(Given task) Collect all lines containing the word "triangle" from the data.

>> BEGIN

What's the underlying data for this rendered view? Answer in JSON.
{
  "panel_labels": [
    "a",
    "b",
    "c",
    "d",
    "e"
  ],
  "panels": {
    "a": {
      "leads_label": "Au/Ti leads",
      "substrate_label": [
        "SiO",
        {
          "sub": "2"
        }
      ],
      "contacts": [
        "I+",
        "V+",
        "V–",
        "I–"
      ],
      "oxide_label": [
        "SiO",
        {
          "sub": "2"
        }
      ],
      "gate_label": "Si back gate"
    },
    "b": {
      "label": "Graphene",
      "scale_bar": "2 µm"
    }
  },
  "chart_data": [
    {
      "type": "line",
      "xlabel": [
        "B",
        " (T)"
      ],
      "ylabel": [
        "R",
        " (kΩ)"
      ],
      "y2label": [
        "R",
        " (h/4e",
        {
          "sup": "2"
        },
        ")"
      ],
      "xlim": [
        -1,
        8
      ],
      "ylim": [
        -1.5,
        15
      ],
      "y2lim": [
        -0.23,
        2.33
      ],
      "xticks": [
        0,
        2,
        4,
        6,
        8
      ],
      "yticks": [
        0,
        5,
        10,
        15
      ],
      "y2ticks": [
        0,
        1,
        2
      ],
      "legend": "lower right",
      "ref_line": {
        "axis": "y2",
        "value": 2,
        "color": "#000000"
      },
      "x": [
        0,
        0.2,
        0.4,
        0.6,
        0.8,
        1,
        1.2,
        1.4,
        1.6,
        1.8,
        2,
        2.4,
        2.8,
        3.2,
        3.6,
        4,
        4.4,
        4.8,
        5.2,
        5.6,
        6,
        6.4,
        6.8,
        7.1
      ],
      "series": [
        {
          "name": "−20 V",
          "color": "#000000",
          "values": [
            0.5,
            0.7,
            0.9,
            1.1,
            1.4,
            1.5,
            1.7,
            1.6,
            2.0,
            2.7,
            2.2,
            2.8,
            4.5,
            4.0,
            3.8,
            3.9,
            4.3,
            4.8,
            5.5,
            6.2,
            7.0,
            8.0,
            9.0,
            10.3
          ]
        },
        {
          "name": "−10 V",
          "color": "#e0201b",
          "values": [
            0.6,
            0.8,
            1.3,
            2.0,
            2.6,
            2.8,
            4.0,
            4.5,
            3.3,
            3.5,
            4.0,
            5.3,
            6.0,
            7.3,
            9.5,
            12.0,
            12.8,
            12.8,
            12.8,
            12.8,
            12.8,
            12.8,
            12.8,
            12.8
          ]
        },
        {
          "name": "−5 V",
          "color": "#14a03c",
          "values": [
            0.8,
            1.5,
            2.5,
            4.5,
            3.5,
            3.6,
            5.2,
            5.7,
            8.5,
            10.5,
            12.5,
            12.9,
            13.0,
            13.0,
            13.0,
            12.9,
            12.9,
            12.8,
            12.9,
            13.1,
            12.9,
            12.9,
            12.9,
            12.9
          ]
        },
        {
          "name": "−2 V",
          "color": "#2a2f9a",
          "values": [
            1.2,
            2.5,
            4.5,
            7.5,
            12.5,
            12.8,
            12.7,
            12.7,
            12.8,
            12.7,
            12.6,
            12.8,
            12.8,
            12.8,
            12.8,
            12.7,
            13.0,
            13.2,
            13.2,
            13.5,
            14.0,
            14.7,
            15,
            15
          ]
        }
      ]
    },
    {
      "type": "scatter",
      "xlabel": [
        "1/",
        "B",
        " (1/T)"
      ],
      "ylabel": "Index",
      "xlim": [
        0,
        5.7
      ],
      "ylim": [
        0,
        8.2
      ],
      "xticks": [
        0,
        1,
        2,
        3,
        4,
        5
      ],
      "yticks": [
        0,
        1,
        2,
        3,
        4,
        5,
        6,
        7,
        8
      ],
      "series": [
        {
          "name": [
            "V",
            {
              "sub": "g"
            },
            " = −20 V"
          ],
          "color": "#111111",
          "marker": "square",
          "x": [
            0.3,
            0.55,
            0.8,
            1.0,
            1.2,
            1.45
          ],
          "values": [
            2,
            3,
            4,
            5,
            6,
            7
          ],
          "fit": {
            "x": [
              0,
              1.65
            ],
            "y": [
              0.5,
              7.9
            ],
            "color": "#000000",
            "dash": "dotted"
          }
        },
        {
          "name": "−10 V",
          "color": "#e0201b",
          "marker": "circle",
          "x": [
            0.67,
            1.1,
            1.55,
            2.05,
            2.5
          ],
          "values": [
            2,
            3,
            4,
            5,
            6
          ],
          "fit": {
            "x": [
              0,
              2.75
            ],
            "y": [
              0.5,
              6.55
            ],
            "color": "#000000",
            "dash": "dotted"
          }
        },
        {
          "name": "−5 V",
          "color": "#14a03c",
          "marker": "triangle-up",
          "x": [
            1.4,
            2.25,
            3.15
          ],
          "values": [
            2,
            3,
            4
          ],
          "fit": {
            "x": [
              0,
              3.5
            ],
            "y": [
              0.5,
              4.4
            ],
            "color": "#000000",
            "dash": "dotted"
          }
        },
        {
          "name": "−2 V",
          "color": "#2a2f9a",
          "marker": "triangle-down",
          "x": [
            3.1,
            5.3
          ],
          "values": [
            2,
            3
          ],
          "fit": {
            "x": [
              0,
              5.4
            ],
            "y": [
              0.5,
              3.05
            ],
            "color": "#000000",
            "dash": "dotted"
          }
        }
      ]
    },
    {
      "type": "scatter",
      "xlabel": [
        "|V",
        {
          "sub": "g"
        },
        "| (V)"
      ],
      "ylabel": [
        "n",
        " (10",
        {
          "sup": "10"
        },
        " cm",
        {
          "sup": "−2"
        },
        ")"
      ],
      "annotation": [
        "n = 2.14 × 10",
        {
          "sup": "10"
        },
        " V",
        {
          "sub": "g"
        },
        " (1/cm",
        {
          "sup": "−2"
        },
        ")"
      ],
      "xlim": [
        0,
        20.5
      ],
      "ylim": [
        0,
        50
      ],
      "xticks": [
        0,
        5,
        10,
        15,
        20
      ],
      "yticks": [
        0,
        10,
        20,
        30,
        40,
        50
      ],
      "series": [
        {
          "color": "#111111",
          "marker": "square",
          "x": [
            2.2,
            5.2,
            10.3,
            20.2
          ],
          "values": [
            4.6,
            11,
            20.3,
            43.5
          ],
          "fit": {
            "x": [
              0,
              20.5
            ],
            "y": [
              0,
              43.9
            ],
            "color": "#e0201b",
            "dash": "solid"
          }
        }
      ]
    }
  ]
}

>> END

(Solved exercise)
          "marker": "triangle-up",
          "marker": "triangle-down",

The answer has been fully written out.